*The data*.
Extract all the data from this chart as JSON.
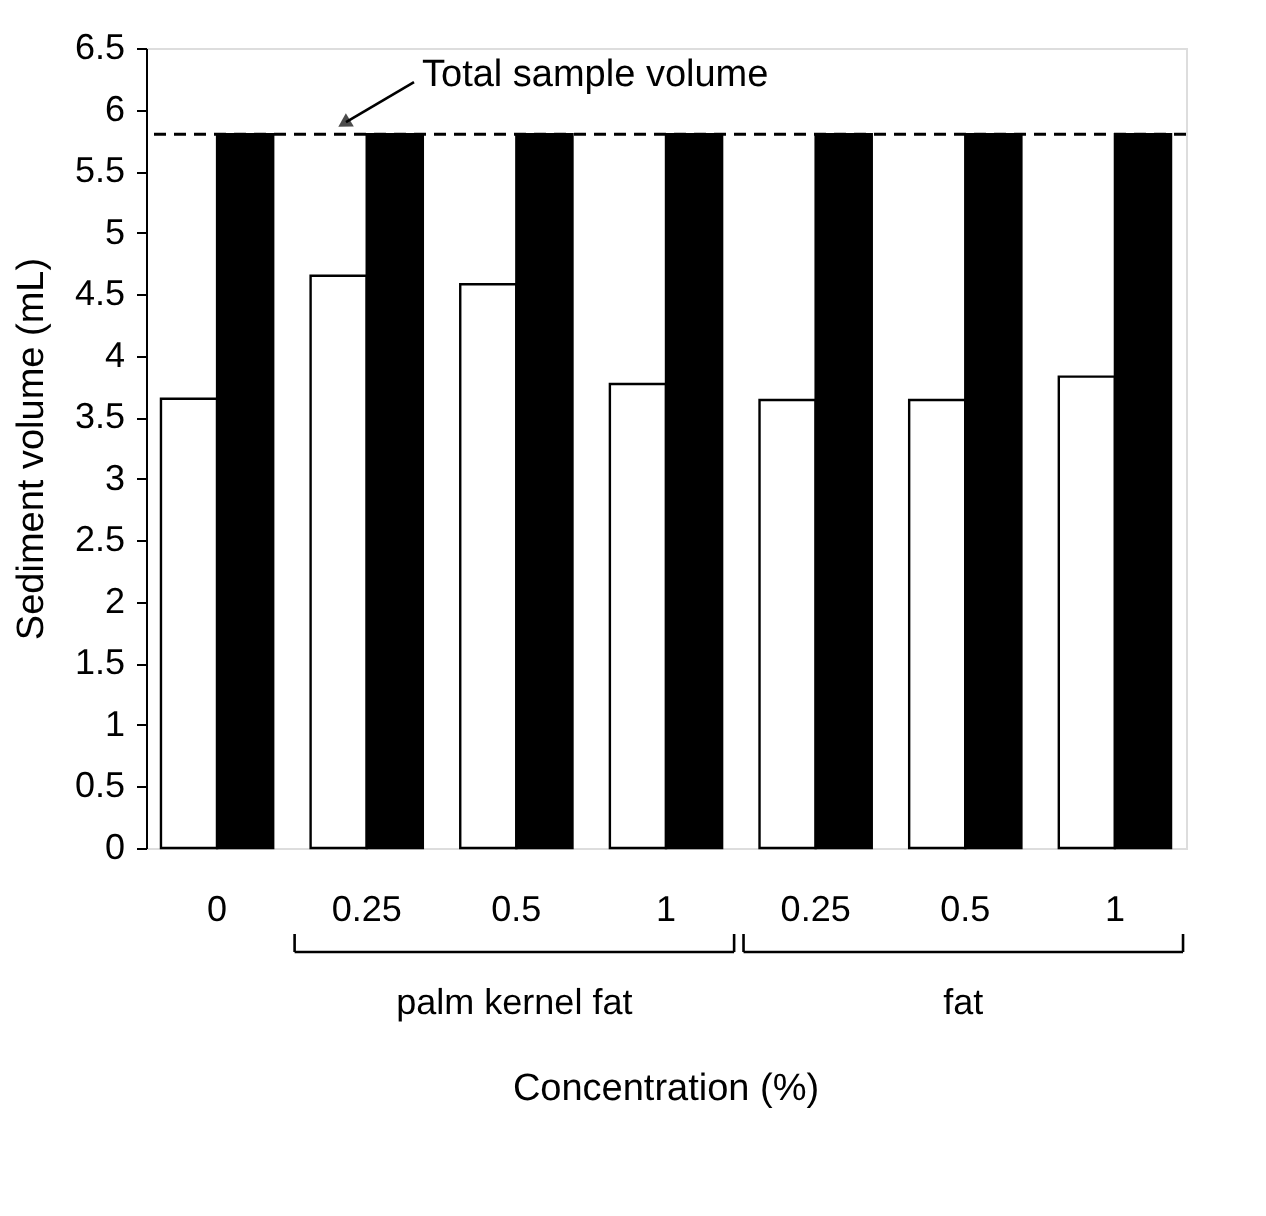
{
  "chart_data": {
    "type": "bar",
    "categories": [
      "0",
      "0.25",
      "0.5",
      "1",
      "0.25",
      "0.5",
      "1"
    ],
    "series": [
      {
        "color": "#ffffff",
        "values": [
          3.65,
          4.65,
          4.58,
          3.77,
          3.64,
          3.64,
          3.83
        ]
      },
      {
        "color": "#000000",
        "values": [
          5.8,
          5.8,
          5.8,
          5.8,
          5.8,
          5.8,
          5.8
        ]
      }
    ],
    "xlabel": "Concentration (%)",
    "ylabel": "Sediment volume (mL)",
    "ylim": [
      0,
      6.5
    ],
    "yticks": [
      0,
      0.5,
      1,
      1.5,
      2,
      2.5,
      3,
      3.5,
      4,
      4.5,
      5,
      5.5,
      6,
      6.5
    ],
    "ref_lines": [
      {
        "axis": "y",
        "value": 5.8,
        "label": "Total sample volume",
        "line_style": "dashed",
        "color": "#000000"
      }
    ],
    "annotations": [
      "palm kernel fat",
      "fat"
    ],
    "grid": false
  }
}
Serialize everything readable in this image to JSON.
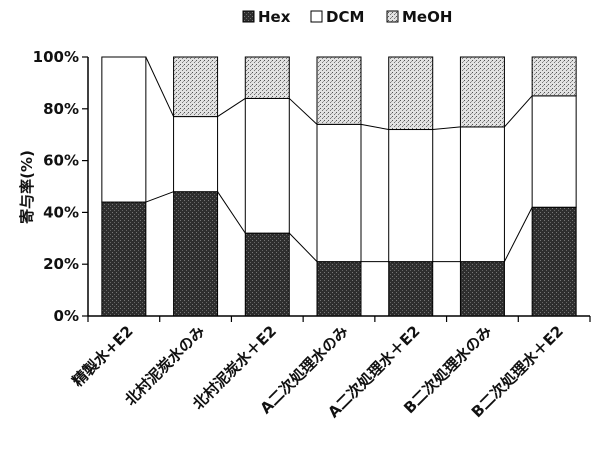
{
  "chart_data": {
    "type": "bar",
    "stacked": true,
    "ylabel": "寄与率(%)",
    "ylim": [
      0,
      100
    ],
    "yticks": [
      "0%",
      "20%",
      "40%",
      "60%",
      "80%",
      "100%"
    ],
    "grid": false,
    "legend_position": "top",
    "categories": [
      "精製水+E2",
      "北村泥炭水のみ",
      "北村泥炭水＋E2",
      "A二次処理水のみ",
      "A二次処理水＋E2",
      "B二次処理水のみ",
      "B二次処理水＋E2"
    ],
    "series": [
      {
        "name": "Hex",
        "values": [
          44,
          48,
          32,
          21,
          21,
          21,
          42
        ],
        "fill": "#3a3a3a"
      },
      {
        "name": "DCM",
        "values": [
          56,
          29,
          52,
          53,
          51,
          52,
          43
        ],
        "fill": "#ffffff"
      },
      {
        "name": "MeOH",
        "values": [
          0,
          23,
          16,
          26,
          28,
          27,
          15
        ],
        "fill": "#d4d4d4"
      }
    ],
    "connector_lines": true
  }
}
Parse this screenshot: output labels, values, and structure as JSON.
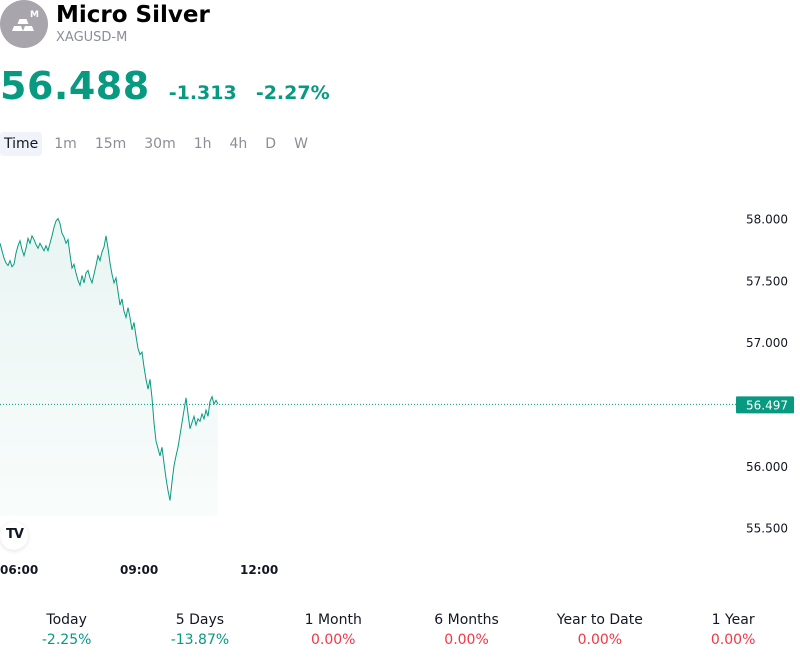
{
  "symbol": {
    "name": "Micro Silver",
    "ticker": "XAGUSD-M",
    "logo_badge": "M",
    "logo_icon": "silver-bars-icon"
  },
  "quote": {
    "price": "56.488",
    "change": "-1.313",
    "change_pct": "-2.27%",
    "color": "#089981"
  },
  "timeframes": [
    {
      "label": "Time",
      "active": true
    },
    {
      "label": "1m",
      "active": false
    },
    {
      "label": "15m",
      "active": false
    },
    {
      "label": "30m",
      "active": false
    },
    {
      "label": "1h",
      "active": false
    },
    {
      "label": "4h",
      "active": false
    },
    {
      "label": "D",
      "active": false
    },
    {
      "label": "W",
      "active": false
    }
  ],
  "chart_data": {
    "type": "area",
    "title": "",
    "x_ticks": [
      {
        "label": "06:00",
        "t": 6.0
      },
      {
        "label": "09:00",
        "t": 9.0
      },
      {
        "label": "12:00",
        "t": 12.0
      }
    ],
    "y_ticks": [
      "58.000",
      "57.500",
      "57.000",
      "56.000",
      "55.500"
    ],
    "ylim": [
      55.4,
      58.15
    ],
    "xlim": [
      6.0,
      25.8
    ],
    "last_value": "56.497",
    "line_color": "#089981",
    "fill_color": "#e6f4f1",
    "grid": false,
    "series": [
      {
        "points": [
          [
            6.0,
            57.8
          ],
          [
            6.05,
            57.74
          ],
          [
            6.1,
            57.68
          ],
          [
            6.15,
            57.64
          ],
          [
            6.2,
            57.62
          ],
          [
            6.25,
            57.66
          ],
          [
            6.3,
            57.61
          ],
          [
            6.35,
            57.63
          ],
          [
            6.4,
            57.72
          ],
          [
            6.45,
            57.78
          ],
          [
            6.5,
            57.82
          ],
          [
            6.55,
            57.75
          ],
          [
            6.6,
            57.7
          ],
          [
            6.65,
            57.76
          ],
          [
            6.7,
            57.84
          ],
          [
            6.75,
            57.8
          ],
          [
            6.8,
            57.86
          ],
          [
            6.85,
            57.83
          ],
          [
            6.9,
            57.79
          ],
          [
            6.95,
            57.76
          ],
          [
            7.0,
            57.8
          ],
          [
            7.05,
            57.77
          ],
          [
            7.1,
            57.74
          ],
          [
            7.15,
            57.78
          ],
          [
            7.2,
            57.74
          ],
          [
            7.25,
            57.8
          ],
          [
            7.3,
            57.86
          ],
          [
            7.35,
            57.93
          ],
          [
            7.4,
            57.98
          ],
          [
            7.45,
            58.0
          ],
          [
            7.5,
            57.96
          ],
          [
            7.55,
            57.88
          ],
          [
            7.6,
            57.85
          ],
          [
            7.65,
            57.8
          ],
          [
            7.7,
            57.83
          ],
          [
            7.75,
            57.71
          ],
          [
            7.8,
            57.6
          ],
          [
            7.85,
            57.63
          ],
          [
            7.9,
            57.56
          ],
          [
            7.95,
            57.5
          ],
          [
            8.0,
            57.46
          ],
          [
            8.05,
            57.54
          ],
          [
            8.1,
            57.48
          ],
          [
            8.15,
            57.56
          ],
          [
            8.2,
            57.58
          ],
          [
            8.25,
            57.52
          ],
          [
            8.3,
            57.48
          ],
          [
            8.35,
            57.55
          ],
          [
            8.4,
            57.62
          ],
          [
            8.45,
            57.7
          ],
          [
            8.5,
            57.66
          ],
          [
            8.55,
            57.73
          ],
          [
            8.6,
            57.77
          ],
          [
            8.65,
            57.86
          ],
          [
            8.7,
            57.76
          ],
          [
            8.75,
            57.64
          ],
          [
            8.8,
            57.55
          ],
          [
            8.85,
            57.48
          ],
          [
            8.9,
            57.52
          ],
          [
            8.95,
            57.41
          ],
          [
            9.0,
            57.3
          ],
          [
            9.05,
            57.35
          ],
          [
            9.1,
            57.25
          ],
          [
            9.15,
            57.2
          ],
          [
            9.2,
            57.28
          ],
          [
            9.25,
            57.2
          ],
          [
            9.3,
            57.1
          ],
          [
            9.35,
            57.16
          ],
          [
            9.4,
            57.05
          ],
          [
            9.45,
            56.95
          ],
          [
            9.5,
            56.9
          ],
          [
            9.55,
            56.92
          ],
          [
            9.6,
            56.8
          ],
          [
            9.65,
            56.7
          ],
          [
            9.7,
            56.62
          ],
          [
            9.75,
            56.7
          ],
          [
            9.8,
            56.55
          ],
          [
            9.85,
            56.35
          ],
          [
            9.9,
            56.2
          ],
          [
            9.95,
            56.14
          ],
          [
            10.0,
            56.08
          ],
          [
            10.05,
            56.15
          ],
          [
            10.1,
            56.02
          ],
          [
            10.15,
            55.9
          ],
          [
            10.2,
            55.8
          ],
          [
            10.25,
            55.72
          ],
          [
            10.3,
            55.87
          ],
          [
            10.35,
            56.0
          ],
          [
            10.4,
            56.08
          ],
          [
            10.45,
            56.15
          ],
          [
            10.5,
            56.25
          ],
          [
            10.55,
            56.35
          ],
          [
            10.6,
            56.45
          ],
          [
            10.65,
            56.55
          ],
          [
            10.7,
            56.42
          ],
          [
            10.75,
            56.3
          ],
          [
            10.8,
            56.35
          ],
          [
            10.85,
            56.4
          ],
          [
            10.9,
            56.33
          ],
          [
            10.95,
            56.38
          ],
          [
            11.0,
            56.36
          ],
          [
            11.05,
            56.42
          ],
          [
            11.1,
            56.38
          ],
          [
            11.15,
            56.45
          ],
          [
            11.2,
            56.4
          ],
          [
            11.25,
            56.52
          ],
          [
            11.3,
            56.56
          ],
          [
            11.35,
            56.5
          ],
          [
            11.4,
            56.53
          ],
          [
            11.45,
            56.5
          ]
        ]
      }
    ]
  },
  "performance": [
    {
      "label": "Today",
      "value": "-2.25%",
      "color": "#089981"
    },
    {
      "label": "5 Days",
      "value": "-13.87%",
      "color": "#089981"
    },
    {
      "label": "1 Month",
      "value": "0.00%",
      "color": "#f23645"
    },
    {
      "label": "6 Months",
      "value": "0.00%",
      "color": "#f23645"
    },
    {
      "label": "Year to Date",
      "value": "0.00%",
      "color": "#f23645"
    },
    {
      "label": "1 Year",
      "value": "0.00%",
      "color": "#f23645"
    }
  ]
}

*Task*. From the records, copy every line that has the string "volume" in it.

*Complete response*.
    "ylabel": "Sediment volume (mL)",
        "label": "Total sample volume",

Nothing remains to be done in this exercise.